Could you reproduce the item below line for line, character for character, leaving the picture out of your answer?

========================

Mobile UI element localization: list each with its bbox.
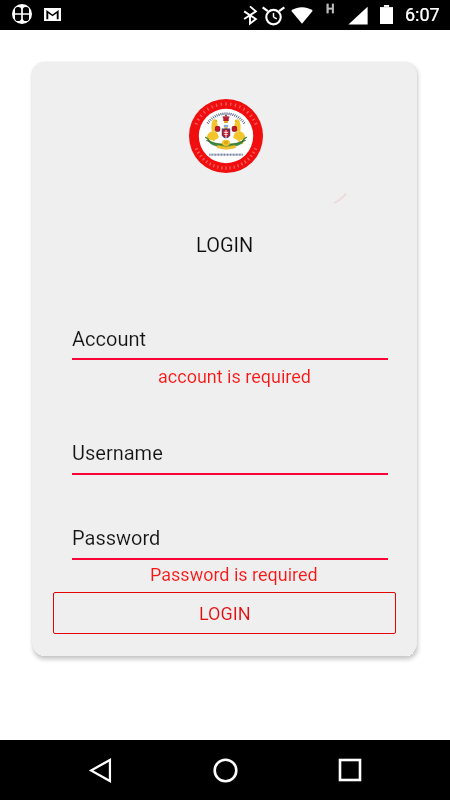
- staticText: H: [326, 2, 335, 16]
- staticText: Password is required: [150, 564, 318, 585]
- staticText: Username: [72, 441, 163, 464]
- staticText: account is required: [158, 366, 311, 387]
- staticText: Account: [72, 327, 147, 350]
- button[interactable]: LOGIN: [53, 592, 396, 634]
- button[interactable]: Back: [76, 740, 124, 800]
- staticText: 6:07: [405, 4, 440, 25]
- button[interactable]: Home: [201, 740, 249, 800]
- staticText: LOGIN: [196, 233, 254, 256]
- staticText: Password: [72, 526, 161, 549]
- button[interactable]: Recent apps: [326, 740, 374, 800]
- staticText: LOGIN: [199, 603, 251, 624]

========================

▸ Output below
Mobile UI element localization: list each with its bbox.
- staticText: H: [326, 2, 335, 16]
- staticText: Password is required: [150, 564, 318, 585]
- staticText: Username: [72, 441, 163, 464]
- staticText: account is required: [158, 366, 311, 387]
- staticText: Account: [72, 327, 147, 350]
- button[interactable]: LOGIN: [53, 592, 396, 634]
- button[interactable]: Back: [76, 740, 124, 800]
- staticText: 6:07: [405, 4, 440, 25]
- button[interactable]: Home: [201, 740, 249, 800]
- staticText: LOGIN: [196, 233, 254, 256]
- staticText: Password: [72, 526, 161, 549]
- button[interactable]: Recent apps: [326, 740, 374, 800]
- staticText: LOGIN: [199, 603, 251, 624]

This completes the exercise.